■ AIM OF THE TASK: Search the records below for the word "difference" and show every line where it occurs.

■ SOURCE RECORDS:
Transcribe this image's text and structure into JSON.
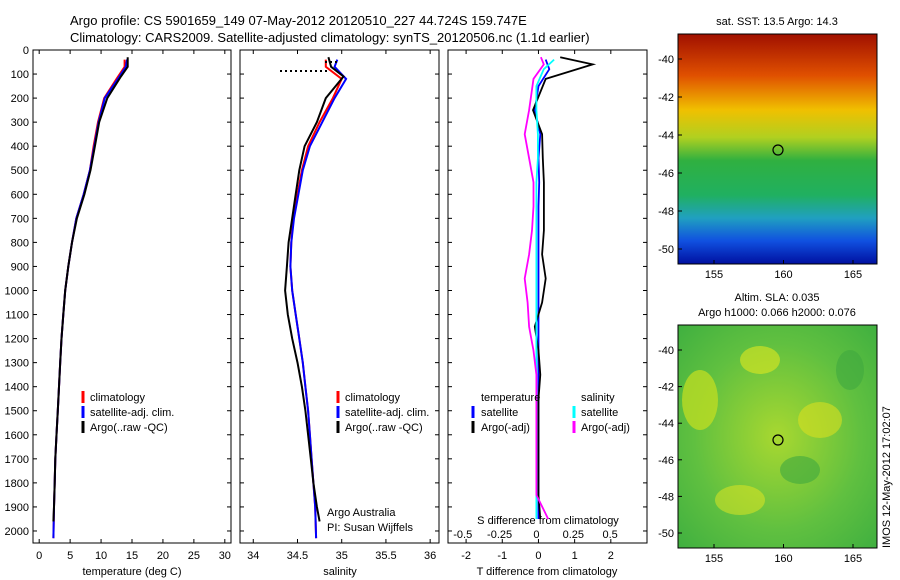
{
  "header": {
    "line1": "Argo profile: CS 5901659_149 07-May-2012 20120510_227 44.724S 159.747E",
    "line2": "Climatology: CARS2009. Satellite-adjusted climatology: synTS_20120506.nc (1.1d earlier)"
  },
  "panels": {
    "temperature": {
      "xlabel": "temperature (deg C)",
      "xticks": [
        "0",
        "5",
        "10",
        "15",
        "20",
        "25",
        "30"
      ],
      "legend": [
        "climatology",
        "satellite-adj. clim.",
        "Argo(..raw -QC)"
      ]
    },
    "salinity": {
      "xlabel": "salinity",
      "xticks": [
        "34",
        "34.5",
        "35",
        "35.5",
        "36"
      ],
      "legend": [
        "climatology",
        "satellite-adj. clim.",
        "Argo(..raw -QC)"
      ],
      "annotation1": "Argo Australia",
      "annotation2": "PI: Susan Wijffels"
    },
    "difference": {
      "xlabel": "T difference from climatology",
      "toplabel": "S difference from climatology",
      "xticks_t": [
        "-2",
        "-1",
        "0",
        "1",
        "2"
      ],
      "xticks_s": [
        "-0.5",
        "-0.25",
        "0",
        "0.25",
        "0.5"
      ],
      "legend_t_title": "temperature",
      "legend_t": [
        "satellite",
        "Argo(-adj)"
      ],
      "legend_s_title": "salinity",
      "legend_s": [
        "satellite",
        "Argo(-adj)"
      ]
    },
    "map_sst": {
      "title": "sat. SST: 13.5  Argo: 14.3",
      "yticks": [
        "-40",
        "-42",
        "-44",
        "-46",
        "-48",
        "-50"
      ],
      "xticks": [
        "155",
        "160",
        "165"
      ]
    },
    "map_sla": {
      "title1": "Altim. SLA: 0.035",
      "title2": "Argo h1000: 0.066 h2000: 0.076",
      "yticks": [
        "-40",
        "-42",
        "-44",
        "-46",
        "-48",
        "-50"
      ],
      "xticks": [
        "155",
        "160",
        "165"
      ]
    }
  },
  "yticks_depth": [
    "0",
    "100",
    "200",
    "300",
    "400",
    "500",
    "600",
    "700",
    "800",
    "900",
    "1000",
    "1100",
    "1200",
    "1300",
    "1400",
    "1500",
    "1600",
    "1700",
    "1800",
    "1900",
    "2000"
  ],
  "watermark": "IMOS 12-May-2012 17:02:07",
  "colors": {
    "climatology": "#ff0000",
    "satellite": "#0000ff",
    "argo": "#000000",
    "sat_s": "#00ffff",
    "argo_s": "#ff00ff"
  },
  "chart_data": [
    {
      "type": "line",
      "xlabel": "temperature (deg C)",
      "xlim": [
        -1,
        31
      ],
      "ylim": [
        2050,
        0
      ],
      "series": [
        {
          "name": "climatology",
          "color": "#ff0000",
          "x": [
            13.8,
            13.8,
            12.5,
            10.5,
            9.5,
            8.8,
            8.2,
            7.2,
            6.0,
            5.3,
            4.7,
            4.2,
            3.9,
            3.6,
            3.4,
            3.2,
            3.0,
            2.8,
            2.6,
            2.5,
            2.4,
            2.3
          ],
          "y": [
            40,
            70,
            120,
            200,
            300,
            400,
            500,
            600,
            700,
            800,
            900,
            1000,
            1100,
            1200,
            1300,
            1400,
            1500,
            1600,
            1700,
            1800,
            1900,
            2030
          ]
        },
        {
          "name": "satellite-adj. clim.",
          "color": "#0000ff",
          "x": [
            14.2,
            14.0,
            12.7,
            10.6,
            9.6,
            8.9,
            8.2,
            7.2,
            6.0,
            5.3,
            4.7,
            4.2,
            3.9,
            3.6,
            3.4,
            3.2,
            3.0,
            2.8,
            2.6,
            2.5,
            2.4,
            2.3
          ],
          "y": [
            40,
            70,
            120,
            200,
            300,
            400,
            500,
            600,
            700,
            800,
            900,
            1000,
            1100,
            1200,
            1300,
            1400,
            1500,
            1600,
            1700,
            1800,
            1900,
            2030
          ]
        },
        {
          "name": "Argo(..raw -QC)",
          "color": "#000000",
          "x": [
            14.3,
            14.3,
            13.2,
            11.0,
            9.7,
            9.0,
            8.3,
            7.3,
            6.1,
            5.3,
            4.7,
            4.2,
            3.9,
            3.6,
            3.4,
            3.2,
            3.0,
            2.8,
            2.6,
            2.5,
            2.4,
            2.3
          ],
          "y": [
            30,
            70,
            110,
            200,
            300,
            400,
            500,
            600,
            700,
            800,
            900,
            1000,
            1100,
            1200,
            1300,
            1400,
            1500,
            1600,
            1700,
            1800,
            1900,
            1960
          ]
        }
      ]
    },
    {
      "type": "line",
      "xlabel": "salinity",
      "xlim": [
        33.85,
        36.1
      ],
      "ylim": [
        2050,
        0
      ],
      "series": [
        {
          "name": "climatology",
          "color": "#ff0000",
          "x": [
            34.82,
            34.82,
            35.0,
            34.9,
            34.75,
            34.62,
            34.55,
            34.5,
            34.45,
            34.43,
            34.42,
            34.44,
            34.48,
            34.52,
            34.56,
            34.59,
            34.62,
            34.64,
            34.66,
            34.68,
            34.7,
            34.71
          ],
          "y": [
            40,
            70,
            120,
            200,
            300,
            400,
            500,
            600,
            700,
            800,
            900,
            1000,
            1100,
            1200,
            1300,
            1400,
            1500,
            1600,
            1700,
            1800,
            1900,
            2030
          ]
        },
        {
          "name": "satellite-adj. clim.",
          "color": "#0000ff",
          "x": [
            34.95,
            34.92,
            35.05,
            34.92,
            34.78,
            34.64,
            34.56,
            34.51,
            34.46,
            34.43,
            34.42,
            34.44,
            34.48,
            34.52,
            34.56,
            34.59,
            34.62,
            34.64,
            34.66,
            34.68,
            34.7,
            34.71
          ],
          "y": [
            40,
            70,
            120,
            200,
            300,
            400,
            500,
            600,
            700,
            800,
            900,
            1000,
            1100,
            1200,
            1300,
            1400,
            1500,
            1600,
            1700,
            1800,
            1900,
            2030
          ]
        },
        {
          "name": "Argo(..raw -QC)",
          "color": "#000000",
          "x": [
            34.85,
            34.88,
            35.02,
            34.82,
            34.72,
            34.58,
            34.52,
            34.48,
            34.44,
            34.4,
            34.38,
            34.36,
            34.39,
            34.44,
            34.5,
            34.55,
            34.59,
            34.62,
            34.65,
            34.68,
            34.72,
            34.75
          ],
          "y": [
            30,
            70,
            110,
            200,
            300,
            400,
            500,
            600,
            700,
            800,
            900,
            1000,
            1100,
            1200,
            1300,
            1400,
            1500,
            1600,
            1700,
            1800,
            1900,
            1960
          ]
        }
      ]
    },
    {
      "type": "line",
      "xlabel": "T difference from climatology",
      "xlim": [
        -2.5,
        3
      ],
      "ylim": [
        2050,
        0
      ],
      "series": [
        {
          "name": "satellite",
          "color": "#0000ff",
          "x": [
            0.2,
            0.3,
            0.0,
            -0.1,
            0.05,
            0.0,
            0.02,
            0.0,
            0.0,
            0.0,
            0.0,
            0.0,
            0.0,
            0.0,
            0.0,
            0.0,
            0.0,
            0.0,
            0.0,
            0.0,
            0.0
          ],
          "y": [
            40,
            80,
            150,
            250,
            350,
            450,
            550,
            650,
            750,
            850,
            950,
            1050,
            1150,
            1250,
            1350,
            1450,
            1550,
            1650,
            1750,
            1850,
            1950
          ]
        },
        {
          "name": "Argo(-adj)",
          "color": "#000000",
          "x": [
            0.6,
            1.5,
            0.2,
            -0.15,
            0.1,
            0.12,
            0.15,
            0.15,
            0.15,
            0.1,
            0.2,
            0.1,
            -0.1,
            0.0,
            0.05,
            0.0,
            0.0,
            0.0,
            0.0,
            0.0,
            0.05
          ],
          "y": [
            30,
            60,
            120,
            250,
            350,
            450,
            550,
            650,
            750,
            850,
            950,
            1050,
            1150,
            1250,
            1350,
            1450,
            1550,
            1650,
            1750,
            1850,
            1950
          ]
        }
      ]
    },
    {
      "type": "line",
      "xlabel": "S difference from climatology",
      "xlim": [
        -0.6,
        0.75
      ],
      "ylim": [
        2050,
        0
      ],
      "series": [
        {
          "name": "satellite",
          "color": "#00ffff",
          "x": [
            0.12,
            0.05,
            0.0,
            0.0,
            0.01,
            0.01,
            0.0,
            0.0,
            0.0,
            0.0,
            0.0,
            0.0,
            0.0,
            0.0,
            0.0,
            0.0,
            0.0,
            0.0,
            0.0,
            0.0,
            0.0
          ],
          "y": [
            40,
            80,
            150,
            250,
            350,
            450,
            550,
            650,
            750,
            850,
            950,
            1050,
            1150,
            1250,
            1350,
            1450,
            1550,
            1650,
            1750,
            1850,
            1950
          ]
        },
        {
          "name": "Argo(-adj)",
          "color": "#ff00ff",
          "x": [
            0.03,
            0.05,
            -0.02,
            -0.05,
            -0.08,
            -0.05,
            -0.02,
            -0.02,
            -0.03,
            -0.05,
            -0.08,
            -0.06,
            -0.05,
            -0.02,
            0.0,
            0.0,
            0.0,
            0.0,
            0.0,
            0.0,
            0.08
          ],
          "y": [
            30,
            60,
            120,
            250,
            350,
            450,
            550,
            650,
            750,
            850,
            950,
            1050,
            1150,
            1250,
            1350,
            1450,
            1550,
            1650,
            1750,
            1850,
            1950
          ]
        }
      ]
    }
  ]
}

■ RESPONSE:
    "difference": {
      "xlabel": "T difference from climatology",
      "toplabel": "S difference from climatology",
      "xlabel": "T difference from climatology",
      "xlabel": "S difference from climatology",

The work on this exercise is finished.